[Records from a collection]
— START —

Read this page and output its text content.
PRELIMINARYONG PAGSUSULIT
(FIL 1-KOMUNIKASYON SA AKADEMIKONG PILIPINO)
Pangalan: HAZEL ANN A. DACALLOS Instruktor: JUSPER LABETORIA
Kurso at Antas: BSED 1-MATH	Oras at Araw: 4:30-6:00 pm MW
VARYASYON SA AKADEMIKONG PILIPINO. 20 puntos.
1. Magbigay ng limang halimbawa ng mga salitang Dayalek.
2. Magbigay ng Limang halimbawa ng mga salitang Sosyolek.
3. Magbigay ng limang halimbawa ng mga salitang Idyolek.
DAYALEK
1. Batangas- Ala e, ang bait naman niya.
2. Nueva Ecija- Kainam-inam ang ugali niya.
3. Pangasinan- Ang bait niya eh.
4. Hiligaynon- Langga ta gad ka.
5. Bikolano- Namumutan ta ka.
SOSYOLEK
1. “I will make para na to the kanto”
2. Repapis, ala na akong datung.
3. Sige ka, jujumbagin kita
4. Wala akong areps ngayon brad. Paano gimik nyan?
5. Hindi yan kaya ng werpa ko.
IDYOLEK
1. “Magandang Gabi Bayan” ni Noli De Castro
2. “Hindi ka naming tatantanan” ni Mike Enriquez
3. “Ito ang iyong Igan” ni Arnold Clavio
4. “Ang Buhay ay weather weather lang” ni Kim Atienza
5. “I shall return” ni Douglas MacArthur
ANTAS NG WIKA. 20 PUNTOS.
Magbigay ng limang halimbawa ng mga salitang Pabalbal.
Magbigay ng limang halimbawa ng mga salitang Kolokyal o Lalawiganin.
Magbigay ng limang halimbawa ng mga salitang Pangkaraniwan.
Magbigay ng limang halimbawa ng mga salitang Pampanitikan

— END —
— START —

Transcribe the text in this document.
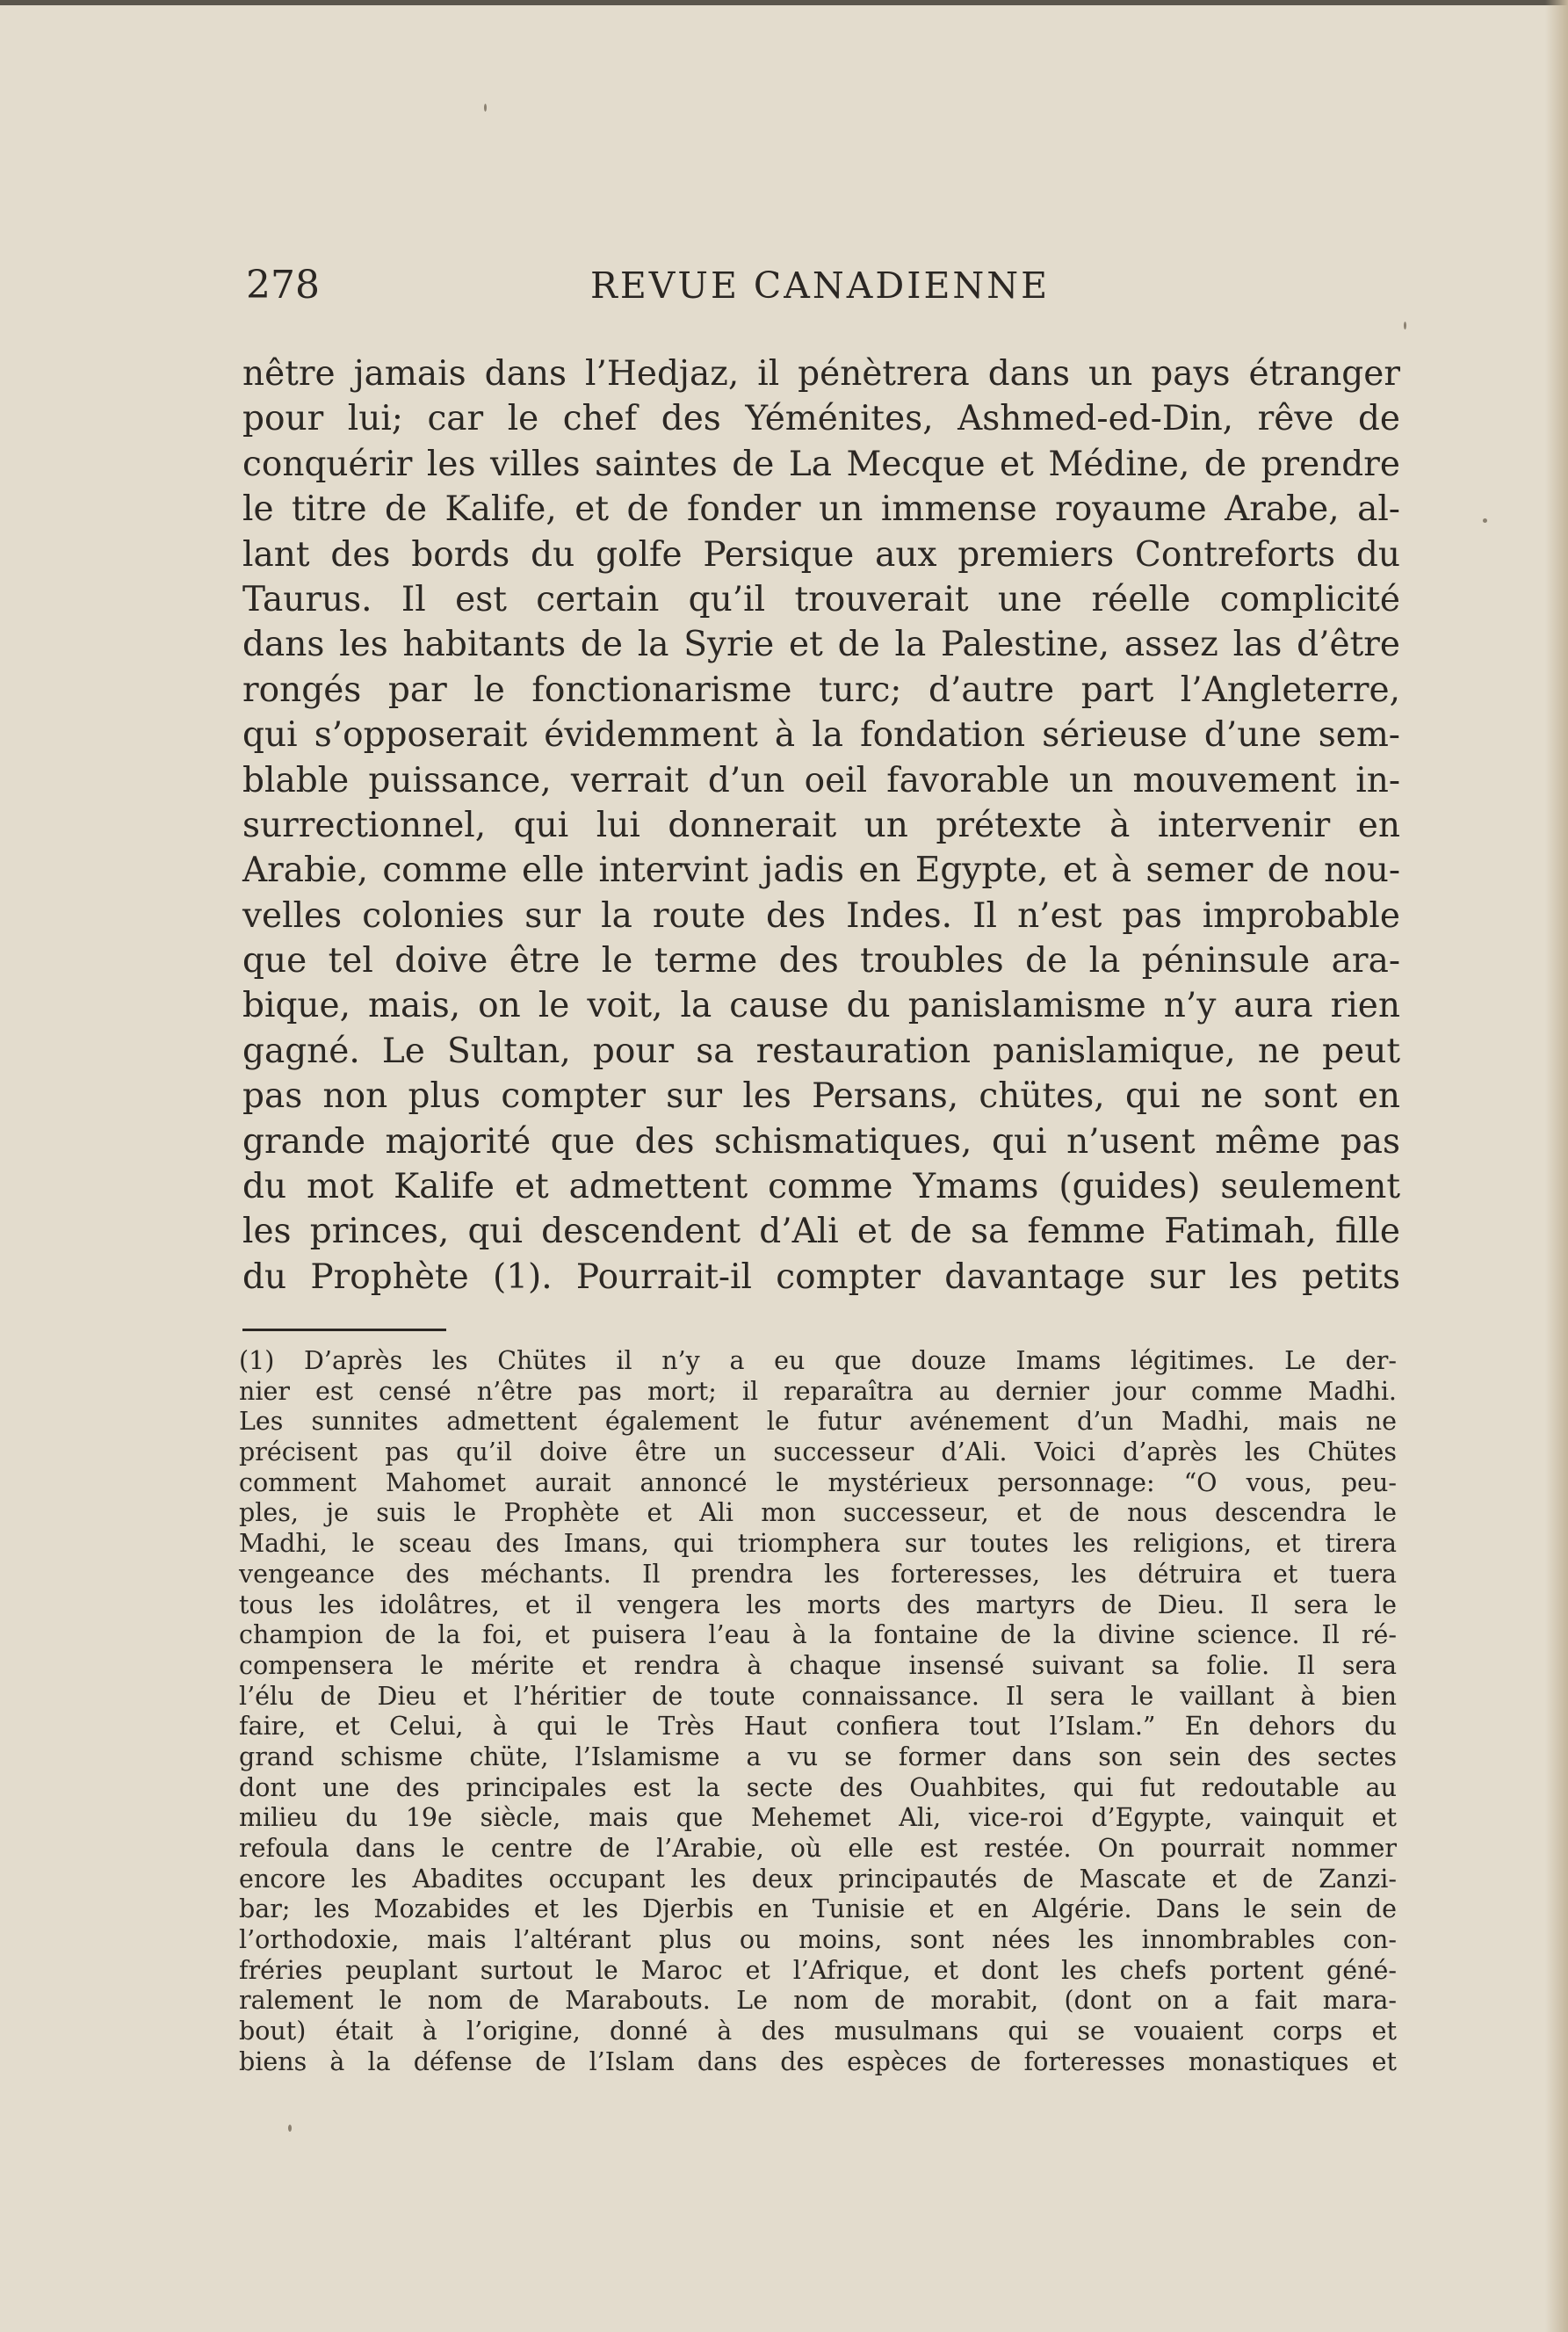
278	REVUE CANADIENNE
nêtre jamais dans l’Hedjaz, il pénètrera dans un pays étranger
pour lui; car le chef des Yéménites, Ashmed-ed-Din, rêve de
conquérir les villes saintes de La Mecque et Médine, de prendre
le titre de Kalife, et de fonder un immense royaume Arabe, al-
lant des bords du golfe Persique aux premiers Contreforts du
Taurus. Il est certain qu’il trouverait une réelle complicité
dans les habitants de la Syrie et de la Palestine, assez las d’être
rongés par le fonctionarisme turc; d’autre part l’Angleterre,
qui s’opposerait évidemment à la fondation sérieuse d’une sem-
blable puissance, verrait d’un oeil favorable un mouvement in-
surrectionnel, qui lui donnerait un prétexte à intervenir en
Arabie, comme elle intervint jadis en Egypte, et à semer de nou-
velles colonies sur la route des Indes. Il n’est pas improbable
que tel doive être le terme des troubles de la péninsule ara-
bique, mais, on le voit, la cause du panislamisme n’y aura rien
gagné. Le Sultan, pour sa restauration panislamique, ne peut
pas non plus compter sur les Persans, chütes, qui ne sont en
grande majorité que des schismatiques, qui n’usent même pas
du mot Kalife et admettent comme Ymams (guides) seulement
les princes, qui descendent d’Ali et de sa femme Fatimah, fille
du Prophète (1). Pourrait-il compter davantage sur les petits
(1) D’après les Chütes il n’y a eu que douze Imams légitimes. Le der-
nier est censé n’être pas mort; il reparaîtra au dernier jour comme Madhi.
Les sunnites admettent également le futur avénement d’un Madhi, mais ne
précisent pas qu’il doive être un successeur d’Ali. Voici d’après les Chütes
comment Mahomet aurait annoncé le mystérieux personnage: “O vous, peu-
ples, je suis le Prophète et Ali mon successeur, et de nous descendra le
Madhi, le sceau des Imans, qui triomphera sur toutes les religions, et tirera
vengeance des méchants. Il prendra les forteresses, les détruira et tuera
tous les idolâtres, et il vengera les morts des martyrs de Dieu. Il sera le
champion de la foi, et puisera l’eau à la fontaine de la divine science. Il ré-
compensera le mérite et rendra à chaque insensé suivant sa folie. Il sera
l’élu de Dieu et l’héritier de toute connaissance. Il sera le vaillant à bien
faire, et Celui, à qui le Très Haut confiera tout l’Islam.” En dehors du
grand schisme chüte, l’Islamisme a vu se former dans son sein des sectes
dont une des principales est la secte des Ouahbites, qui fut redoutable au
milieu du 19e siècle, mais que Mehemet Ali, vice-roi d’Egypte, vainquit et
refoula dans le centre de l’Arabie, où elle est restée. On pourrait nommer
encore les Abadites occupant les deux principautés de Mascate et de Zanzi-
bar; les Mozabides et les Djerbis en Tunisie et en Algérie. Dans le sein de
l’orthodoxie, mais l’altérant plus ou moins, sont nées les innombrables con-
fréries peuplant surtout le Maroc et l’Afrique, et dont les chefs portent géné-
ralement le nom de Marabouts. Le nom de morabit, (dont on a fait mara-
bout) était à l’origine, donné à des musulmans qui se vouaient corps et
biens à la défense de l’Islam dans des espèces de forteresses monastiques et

— END —

WHAT THIS TASK INVOLVES: Lines that hold the word "PILIPINO" are the ones to return, every one of them.

FULL OUTPUT:
(FIL 1-KOMUNIKASYON SA AKADEMIKONG PILIPINO)
VARYASYON SA AKADEMIKONG PILIPINO. 20 puntos.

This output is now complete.